### EXCERPTED RECORDS:
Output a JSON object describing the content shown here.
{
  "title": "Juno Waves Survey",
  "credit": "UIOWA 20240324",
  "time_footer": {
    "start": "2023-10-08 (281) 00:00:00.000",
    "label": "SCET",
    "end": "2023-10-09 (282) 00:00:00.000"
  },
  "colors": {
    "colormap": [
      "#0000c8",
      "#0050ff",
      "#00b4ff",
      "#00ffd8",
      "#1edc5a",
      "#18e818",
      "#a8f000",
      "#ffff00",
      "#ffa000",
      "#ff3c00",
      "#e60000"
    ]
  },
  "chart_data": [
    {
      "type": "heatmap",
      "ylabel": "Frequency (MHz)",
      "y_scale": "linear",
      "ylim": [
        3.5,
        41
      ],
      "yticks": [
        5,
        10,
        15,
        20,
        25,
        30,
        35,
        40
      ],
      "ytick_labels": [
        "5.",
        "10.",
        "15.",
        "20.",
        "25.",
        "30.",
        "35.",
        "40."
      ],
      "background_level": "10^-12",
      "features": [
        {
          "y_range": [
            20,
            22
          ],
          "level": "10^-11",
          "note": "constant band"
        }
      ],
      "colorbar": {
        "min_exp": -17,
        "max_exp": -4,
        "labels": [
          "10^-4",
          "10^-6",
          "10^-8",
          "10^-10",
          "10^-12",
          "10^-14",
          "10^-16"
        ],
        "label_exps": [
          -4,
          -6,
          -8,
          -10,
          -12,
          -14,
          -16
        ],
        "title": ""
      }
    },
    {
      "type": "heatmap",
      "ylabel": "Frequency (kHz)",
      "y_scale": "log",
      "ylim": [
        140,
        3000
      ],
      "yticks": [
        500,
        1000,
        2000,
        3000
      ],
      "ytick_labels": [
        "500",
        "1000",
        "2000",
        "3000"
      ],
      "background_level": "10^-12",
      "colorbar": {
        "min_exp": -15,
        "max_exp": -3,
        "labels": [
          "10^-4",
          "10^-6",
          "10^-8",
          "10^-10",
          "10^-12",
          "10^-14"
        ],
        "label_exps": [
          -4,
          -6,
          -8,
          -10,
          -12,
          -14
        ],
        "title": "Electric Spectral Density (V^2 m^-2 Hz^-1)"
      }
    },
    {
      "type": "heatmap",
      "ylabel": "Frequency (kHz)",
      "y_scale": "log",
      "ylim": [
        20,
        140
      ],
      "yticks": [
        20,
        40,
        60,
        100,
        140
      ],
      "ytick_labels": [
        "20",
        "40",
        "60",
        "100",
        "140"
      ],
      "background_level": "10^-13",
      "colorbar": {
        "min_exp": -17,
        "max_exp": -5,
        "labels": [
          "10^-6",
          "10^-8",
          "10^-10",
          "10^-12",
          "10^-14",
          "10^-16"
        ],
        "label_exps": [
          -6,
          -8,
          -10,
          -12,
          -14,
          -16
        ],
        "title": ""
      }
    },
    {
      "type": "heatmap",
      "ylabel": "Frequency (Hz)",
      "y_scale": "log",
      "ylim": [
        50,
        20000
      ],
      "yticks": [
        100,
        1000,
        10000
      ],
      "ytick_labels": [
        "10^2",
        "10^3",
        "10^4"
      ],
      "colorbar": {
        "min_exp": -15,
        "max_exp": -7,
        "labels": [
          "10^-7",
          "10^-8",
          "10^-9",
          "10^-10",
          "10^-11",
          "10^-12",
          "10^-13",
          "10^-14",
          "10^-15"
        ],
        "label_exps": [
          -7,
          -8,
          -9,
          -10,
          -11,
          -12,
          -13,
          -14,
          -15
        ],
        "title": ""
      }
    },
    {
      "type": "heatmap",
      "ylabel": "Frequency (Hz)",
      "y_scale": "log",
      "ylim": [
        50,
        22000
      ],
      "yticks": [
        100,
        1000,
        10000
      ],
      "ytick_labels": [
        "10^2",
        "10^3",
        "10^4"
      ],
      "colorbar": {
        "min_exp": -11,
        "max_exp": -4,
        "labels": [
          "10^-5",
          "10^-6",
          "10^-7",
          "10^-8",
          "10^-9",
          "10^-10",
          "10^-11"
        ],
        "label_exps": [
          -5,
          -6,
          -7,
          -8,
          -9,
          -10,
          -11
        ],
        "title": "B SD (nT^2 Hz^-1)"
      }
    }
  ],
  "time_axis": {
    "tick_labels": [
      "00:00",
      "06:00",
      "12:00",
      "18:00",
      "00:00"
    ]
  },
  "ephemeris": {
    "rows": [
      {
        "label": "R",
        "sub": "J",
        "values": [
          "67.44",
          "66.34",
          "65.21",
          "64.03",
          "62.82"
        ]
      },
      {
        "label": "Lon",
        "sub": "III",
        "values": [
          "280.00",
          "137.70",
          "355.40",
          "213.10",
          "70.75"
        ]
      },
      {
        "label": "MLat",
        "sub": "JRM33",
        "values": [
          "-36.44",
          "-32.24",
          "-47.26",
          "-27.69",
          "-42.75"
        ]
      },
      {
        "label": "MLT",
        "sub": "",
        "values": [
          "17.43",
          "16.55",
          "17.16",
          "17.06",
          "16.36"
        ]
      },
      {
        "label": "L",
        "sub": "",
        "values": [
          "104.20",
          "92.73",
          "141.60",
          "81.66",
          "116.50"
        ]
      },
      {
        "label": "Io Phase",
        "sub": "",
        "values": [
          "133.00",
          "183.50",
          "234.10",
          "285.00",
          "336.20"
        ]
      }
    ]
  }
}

### BRIEF:
Reproduce each entry exactly, leaving out nothing.

### SOLUTION TO THE PROBLEM:
Output a JSON object describing the content shown here.
{
  "title": "Juno Waves Survey",
  "credit": "UIOWA 20240324",
  "time_footer": {
    "start": "2023-10-08 (281) 00:00:00.000",
    "label": "SCET",
    "end": "2023-10-09 (282) 00:00:00.000"
  },
  "colors": {
    "colormap": [
      "#0000c8",
      "#0050ff",
      "#00b4ff",
      "#00ffd8",
      "#1edc5a",
      "#18e818",
      "#a8f000",
      "#ffff00",
      "#ffa000",
      "#ff3c00",
      "#e60000"
    ]
  },
  "chart_data": [
    {
      "type": "heatmap",
      "ylabel": "Frequency (MHz)",
      "y_scale": "linear",
      "ylim": [
        3.5,
        41
      ],
      "yticks": [
        5,
        10,
        15,
        20,
        25,
        30,
        35,
        40
      ],
      "ytick_labels": [
        "5.",
        "10.",
        "15.",
        "20.",
        "25.",
        "30.",
        "35.",
        "40."
      ],
      "background_level": "10^-12",
      "features": [
        {
          "y_range": [
            20,
            22
          ],
          "level": "10^-11",
          "note": "constant band"
        }
      ],
      "colorbar": {
        "min_exp": -17,
        "max_exp": -4,
        "labels": [
          "10^-4",
          "10^-6",
          "10^-8",
          "10^-10",
          "10^-12",
          "10^-14",
          "10^-16"
        ],
        "label_exps": [
          -4,
          -6,
          -8,
          -10,
          -12,
          -14,
          -16
        ],
        "title": ""
      }
    },
    {
      "type": "heatmap",
      "ylabel": "Frequency (kHz)",
      "y_scale": "log",
      "ylim": [
        140,
        3000
      ],
      "yticks": [
        500,
        1000,
        2000,
        3000
      ],
      "ytick_labels": [
        "500",
        "1000",
        "2000",
        "3000"
      ],
      "background_level": "10^-12",
      "colorbar": {
        "min_exp": -15,
        "max_exp": -3,
        "labels": [
          "10^-4",
          "10^-6",
          "10^-8",
          "10^-10",
          "10^-12",
          "10^-14"
        ],
        "label_exps": [
          -4,
          -6,
          -8,
          -10,
          -12,
          -14
        ],
        "title": "Electric Spectral Density (V^2 m^-2 Hz^-1)"
      }
    },
    {
      "type": "heatmap",
      "ylabel": "Frequency (kHz)",
      "y_scale": "log",
      "ylim": [
        20,
        140
      ],
      "yticks": [
        20,
        40,
        60,
        100,
        140
      ],
      "ytick_labels": [
        "20",
        "40",
        "60",
        "100",
        "140"
      ],
      "background_level": "10^-13",
      "colorbar": {
        "min_exp": -17,
        "max_exp": -5,
        "labels": [
          "10^-6",
          "10^-8",
          "10^-10",
          "10^-12",
          "10^-14",
          "10^-16"
        ],
        "label_exps": [
          -6,
          -8,
          -10,
          -12,
          -14,
          -16
        ],
        "title": ""
      }
    },
    {
      "type": "heatmap",
      "ylabel": "Frequency (Hz)",
      "y_scale": "log",
      "ylim": [
        50,
        20000
      ],
      "yticks": [
        100,
        1000,
        10000
      ],
      "ytick_labels": [
        "10^2",
        "10^3",
        "10^4"
      ],
      "colorbar": {
        "min_exp": -15,
        "max_exp": -7,
        "labels": [
          "10^-7",
          "10^-8",
          "10^-9",
          "10^-10",
          "10^-11",
          "10^-12",
          "10^-13",
          "10^-14",
          "10^-15"
        ],
        "label_exps": [
          -7,
          -8,
          -9,
          -10,
          -11,
          -12,
          -13,
          -14,
          -15
        ],
        "title": ""
      }
    },
    {
      "type": "heatmap",
      "ylabel": "Frequency (Hz)",
      "y_scale": "log",
      "ylim": [
        50,
        22000
      ],
      "yticks": [
        100,
        1000,
        10000
      ],
      "ytick_labels": [
        "10^2",
        "10^3",
        "10^4"
      ],
      "colorbar": {
        "min_exp": -11,
        "max_exp": -4,
        "labels": [
          "10^-5",
          "10^-6",
          "10^-7",
          "10^-8",
          "10^-9",
          "10^-10",
          "10^-11"
        ],
        "label_exps": [
          -5,
          -6,
          -7,
          -8,
          -9,
          -10,
          -11
        ],
        "title": "B SD (nT^2 Hz^-1)"
      }
    }
  ],
  "time_axis": {
    "tick_labels": [
      "00:00",
      "06:00",
      "12:00",
      "18:00",
      "00:00"
    ]
  },
  "ephemeris": {
    "rows": [
      {
        "label": "R",
        "sub": "J",
        "values": [
          "67.44",
          "66.34",
          "65.21",
          "64.03",
          "62.82"
        ]
      },
      {
        "label": "Lon",
        "sub": "III",
        "values": [
          "280.00",
          "137.70",
          "355.40",
          "213.10",
          "70.75"
        ]
      },
      {
        "label": "MLat",
        "sub": "JRM33",
        "values": [
          "-36.44",
          "-32.24",
          "-47.26",
          "-27.69",
          "-42.75"
        ]
      },
      {
        "label": "MLT",
        "sub": "",
        "values": [
          "17.43",
          "16.55",
          "17.16",
          "17.06",
          "16.36"
        ]
      },
      {
        "label": "L",
        "sub": "",
        "values": [
          "104.20",
          "92.73",
          "141.60",
          "81.66",
          "116.50"
        ]
      },
      {
        "label": "Io Phase",
        "sub": "",
        "values": [
          "133.00",
          "183.50",
          "234.10",
          "285.00",
          "336.20"
        ]
      }
    ]
  }
}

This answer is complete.